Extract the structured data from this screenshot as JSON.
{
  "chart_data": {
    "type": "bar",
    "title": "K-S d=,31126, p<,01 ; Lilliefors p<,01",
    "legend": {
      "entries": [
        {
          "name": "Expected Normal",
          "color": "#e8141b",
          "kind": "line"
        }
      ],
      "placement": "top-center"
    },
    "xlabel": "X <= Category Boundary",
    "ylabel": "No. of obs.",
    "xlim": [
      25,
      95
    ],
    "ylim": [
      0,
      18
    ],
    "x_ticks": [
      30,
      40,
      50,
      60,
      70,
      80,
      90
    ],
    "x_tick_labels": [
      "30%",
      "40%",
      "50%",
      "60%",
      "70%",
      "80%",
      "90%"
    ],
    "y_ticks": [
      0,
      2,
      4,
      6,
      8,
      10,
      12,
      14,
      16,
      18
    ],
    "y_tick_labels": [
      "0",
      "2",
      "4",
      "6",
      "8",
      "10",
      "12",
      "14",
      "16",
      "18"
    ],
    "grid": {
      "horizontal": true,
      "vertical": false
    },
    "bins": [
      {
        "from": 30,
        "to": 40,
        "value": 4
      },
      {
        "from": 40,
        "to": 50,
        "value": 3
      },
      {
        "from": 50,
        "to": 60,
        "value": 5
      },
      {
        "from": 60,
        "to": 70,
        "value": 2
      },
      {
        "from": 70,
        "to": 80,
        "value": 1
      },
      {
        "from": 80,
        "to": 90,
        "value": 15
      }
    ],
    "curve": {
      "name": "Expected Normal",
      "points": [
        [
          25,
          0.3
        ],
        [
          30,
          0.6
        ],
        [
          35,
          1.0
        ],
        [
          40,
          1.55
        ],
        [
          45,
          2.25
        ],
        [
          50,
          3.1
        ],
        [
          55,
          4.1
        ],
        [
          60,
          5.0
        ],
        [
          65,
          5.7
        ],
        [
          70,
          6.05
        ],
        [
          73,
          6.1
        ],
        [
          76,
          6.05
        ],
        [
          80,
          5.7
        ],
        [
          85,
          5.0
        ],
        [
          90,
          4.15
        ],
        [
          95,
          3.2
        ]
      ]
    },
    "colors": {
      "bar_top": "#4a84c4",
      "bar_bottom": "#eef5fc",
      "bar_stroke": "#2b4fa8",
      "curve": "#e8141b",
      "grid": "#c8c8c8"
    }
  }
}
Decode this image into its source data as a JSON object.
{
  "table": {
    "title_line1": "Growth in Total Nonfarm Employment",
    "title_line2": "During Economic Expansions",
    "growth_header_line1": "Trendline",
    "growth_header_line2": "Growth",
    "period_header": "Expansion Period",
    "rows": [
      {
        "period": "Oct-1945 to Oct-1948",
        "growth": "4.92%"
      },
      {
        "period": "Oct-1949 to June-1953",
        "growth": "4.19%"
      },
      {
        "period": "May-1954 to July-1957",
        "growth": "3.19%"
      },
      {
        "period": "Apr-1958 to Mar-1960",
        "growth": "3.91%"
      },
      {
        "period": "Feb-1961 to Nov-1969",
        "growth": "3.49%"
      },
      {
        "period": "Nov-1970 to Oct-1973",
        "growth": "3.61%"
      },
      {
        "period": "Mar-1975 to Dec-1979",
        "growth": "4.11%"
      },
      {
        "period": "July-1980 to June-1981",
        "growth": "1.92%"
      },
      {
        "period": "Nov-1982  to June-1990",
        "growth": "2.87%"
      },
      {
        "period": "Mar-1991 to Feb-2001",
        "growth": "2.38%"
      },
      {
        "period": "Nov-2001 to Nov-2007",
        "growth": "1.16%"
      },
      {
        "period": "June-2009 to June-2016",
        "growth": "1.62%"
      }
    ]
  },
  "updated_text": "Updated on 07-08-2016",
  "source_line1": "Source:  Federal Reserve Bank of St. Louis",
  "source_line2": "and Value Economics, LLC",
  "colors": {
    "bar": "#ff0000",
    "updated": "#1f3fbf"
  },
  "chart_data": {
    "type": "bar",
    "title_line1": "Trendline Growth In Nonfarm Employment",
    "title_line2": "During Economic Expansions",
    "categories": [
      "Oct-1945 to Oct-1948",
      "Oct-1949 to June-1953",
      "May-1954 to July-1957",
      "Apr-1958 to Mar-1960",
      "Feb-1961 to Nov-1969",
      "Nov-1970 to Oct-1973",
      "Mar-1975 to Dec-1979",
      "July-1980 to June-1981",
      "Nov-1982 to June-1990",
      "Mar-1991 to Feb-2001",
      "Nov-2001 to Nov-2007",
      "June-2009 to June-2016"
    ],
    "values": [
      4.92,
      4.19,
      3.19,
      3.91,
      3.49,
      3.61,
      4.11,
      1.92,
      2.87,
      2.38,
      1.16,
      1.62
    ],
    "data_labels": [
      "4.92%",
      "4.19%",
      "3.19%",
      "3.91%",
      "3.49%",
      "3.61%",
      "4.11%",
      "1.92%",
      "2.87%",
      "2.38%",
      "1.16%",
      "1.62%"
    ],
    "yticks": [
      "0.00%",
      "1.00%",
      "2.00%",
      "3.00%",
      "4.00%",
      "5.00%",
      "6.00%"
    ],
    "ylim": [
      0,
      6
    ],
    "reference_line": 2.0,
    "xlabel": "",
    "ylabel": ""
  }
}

• GOAL OF THE EXERCISE
Please output the entries above, every line exactly as it reads.

• FULL RESPONSE
Extract the structured data from this screenshot as JSON.
{
  "chart_data": {
    "type": "bar",
    "title": "K-S d=,31126, p<,01 ; Lilliefors p<,01",
    "legend": {
      "entries": [
        {
          "name": "Expected Normal",
          "color": "#e8141b",
          "kind": "line"
        }
      ],
      "placement": "top-center"
    },
    "xlabel": "X <= Category Boundary",
    "ylabel": "No. of obs.",
    "xlim": [
      25,
      95
    ],
    "ylim": [
      0,
      18
    ],
    "x_ticks": [
      30,
      40,
      50,
      60,
      70,
      80,
      90
    ],
    "x_tick_labels": [
      "30%",
      "40%",
      "50%",
      "60%",
      "70%",
      "80%",
      "90%"
    ],
    "y_ticks": [
      0,
      2,
      4,
      6,
      8,
      10,
      12,
      14,
      16,
      18
    ],
    "y_tick_labels": [
      "0",
      "2",
      "4",
      "6",
      "8",
      "10",
      "12",
      "14",
      "16",
      "18"
    ],
    "grid": {
      "horizontal": true,
      "vertical": false
    },
    "bins": [
      {
        "from": 30,
        "to": 40,
        "value": 4
      },
      {
        "from": 40,
        "to": 50,
        "value": 3
      },
      {
        "from": 50,
        "to": 60,
        "value": 5
      },
      {
        "from": 60,
        "to": 70,
        "value": 2
      },
      {
        "from": 70,
        "to": 80,
        "value": 1
      },
      {
        "from": 80,
        "to": 90,
        "value": 15
      }
    ],
    "curve": {
      "name": "Expected Normal",
      "points": [
        [
          25,
          0.3
        ],
        [
          30,
          0.6
        ],
        [
          35,
          1.0
        ],
        [
          40,
          1.55
        ],
        [
          45,
          2.25
        ],
        [
          50,
          3.1
        ],
        [
          55,
          4.1
        ],
        [
          60,
          5.0
        ],
        [
          65,
          5.7
        ],
        [
          70,
          6.05
        ],
        [
          73,
          6.1
        ],
        [
          76,
          6.05
        ],
        [
          80,
          5.7
        ],
        [
          85,
          5.0
        ],
        [
          90,
          4.15
        ],
        [
          95,
          3.2
        ]
      ]
    },
    "colors": {
      "bar_top": "#4a84c4",
      "bar_bottom": "#eef5fc",
      "bar_stroke": "#2b4fa8",
      "curve": "#e8141b",
      "grid": "#c8c8c8"
    }
  }
}
Decode this image into its source data as a JSON object.
{
  "table": {
    "title_line1": "Growth in Total Nonfarm Employment",
    "title_line2": "During Economic Expansions",
    "growth_header_line1": "Trendline",
    "growth_header_line2": "Growth",
    "period_header": "Expansion Period",
    "rows": [
      {
        "period": "Oct-1945 to Oct-1948",
        "growth": "4.92%"
      },
      {
        "period": "Oct-1949 to June-1953",
        "growth": "4.19%"
      },
      {
        "period": "May-1954 to July-1957",
        "growth": "3.19%"
      },
      {
        "period": "Apr-1958 to Mar-1960",
        "growth": "3.91%"
      },
      {
        "period": "Feb-1961 to Nov-1969",
        "growth": "3.49%"
      },
      {
        "period": "Nov-1970 to Oct-1973",
        "growth": "3.61%"
      },
      {
        "period": "Mar-1975 to Dec-1979",
        "growth": "4.11%"
      },
      {
        "period": "July-1980 to June-1981",
        "growth": "1.92%"
      },
      {
        "period": "Nov-1982  to June-1990",
        "growth": "2.87%"
      },
      {
        "period": "Mar-1991 to Feb-2001",
        "growth": "2.38%"
      },
      {
        "period": "Nov-2001 to Nov-2007",
        "growth": "1.16%"
      },
      {
        "period": "June-2009 to June-2016",
        "growth": "1.62%"
      }
    ]
  },
  "updated_text": "Updated on 07-08-2016",
  "source_line1": "Source:  Federal Reserve Bank of St. Louis",
  "source_line2": "and Value Economics, LLC",
  "colors": {
    "bar": "#ff0000",
    "updated": "#1f3fbf"
  },
  "chart_data": {
    "type": "bar",
    "title_line1": "Trendline Growth In Nonfarm Employment",
    "title_line2": "During Economic Expansions",
    "categories": [
      "Oct-1945 to Oct-1948",
      "Oct-1949 to June-1953",
      "May-1954 to July-1957",
      "Apr-1958 to Mar-1960",
      "Feb-1961 to Nov-1969",
      "Nov-1970 to Oct-1973",
      "Mar-1975 to Dec-1979",
      "July-1980 to June-1981",
      "Nov-1982 to June-1990",
      "Mar-1991 to Feb-2001",
      "Nov-2001 to Nov-2007",
      "June-2009 to June-2016"
    ],
    "values": [
      4.92,
      4.19,
      3.19,
      3.91,
      3.49,
      3.61,
      4.11,
      1.92,
      2.87,
      2.38,
      1.16,
      1.62
    ],
    "data_labels": [
      "4.92%",
      "4.19%",
      "3.19%",
      "3.91%",
      "3.49%",
      "3.61%",
      "4.11%",
      "1.92%",
      "2.87%",
      "2.38%",
      "1.16%",
      "1.62%"
    ],
    "yticks": [
      "0.00%",
      "1.00%",
      "2.00%",
      "3.00%",
      "4.00%",
      "5.00%",
      "6.00%"
    ],
    "ylim": [
      0,
      6
    ],
    "reference_line": 2.0,
    "xlabel": "",
    "ylabel": ""
  }
}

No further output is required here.